WRITTEN EXERCISE >> Every line that includes the word "procedure" is to be listed.

#### PROVIDED ENTRIES

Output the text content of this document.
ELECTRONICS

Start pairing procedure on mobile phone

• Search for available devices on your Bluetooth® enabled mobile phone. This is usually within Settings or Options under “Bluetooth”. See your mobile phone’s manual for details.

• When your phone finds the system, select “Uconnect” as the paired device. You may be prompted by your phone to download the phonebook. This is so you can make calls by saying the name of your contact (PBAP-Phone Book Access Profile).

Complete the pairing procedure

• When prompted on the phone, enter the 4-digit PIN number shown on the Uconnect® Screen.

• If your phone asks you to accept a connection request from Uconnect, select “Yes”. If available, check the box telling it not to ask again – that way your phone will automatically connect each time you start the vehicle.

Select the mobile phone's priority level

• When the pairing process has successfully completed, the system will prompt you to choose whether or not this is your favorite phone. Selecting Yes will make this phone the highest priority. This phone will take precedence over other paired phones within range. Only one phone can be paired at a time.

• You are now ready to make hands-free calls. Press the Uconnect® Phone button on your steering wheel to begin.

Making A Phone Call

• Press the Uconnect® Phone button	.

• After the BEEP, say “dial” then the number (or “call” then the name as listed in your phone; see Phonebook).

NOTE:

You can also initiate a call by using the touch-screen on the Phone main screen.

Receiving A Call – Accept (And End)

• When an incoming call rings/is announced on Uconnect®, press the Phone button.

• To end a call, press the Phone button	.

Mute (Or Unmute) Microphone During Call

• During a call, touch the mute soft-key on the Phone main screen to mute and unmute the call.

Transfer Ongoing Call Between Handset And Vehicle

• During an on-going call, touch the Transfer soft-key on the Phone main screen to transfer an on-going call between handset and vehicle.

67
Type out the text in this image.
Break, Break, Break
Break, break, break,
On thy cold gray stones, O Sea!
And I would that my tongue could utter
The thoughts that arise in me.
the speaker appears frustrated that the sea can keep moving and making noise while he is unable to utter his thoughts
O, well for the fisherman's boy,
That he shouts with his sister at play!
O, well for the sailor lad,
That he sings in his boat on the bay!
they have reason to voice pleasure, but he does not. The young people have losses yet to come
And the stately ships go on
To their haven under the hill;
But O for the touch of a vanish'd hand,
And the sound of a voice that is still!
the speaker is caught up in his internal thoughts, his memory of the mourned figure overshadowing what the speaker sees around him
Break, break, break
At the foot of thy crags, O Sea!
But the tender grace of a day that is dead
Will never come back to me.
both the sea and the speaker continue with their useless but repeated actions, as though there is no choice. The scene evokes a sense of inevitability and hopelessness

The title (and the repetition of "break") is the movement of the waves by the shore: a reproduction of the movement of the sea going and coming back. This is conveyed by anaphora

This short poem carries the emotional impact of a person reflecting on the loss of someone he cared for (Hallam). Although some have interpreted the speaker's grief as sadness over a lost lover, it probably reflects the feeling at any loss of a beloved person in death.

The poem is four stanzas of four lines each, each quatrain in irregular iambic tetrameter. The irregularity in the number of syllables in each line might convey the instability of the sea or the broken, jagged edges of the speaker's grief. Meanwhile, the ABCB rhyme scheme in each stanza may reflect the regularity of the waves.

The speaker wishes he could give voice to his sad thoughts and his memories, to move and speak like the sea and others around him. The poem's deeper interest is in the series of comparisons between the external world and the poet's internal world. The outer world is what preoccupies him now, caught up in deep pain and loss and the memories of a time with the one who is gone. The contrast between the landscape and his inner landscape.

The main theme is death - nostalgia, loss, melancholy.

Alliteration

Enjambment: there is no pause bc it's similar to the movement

########

TASK ANSWER >>
Start pairing procedure on mobile phone
Complete the pairing procedure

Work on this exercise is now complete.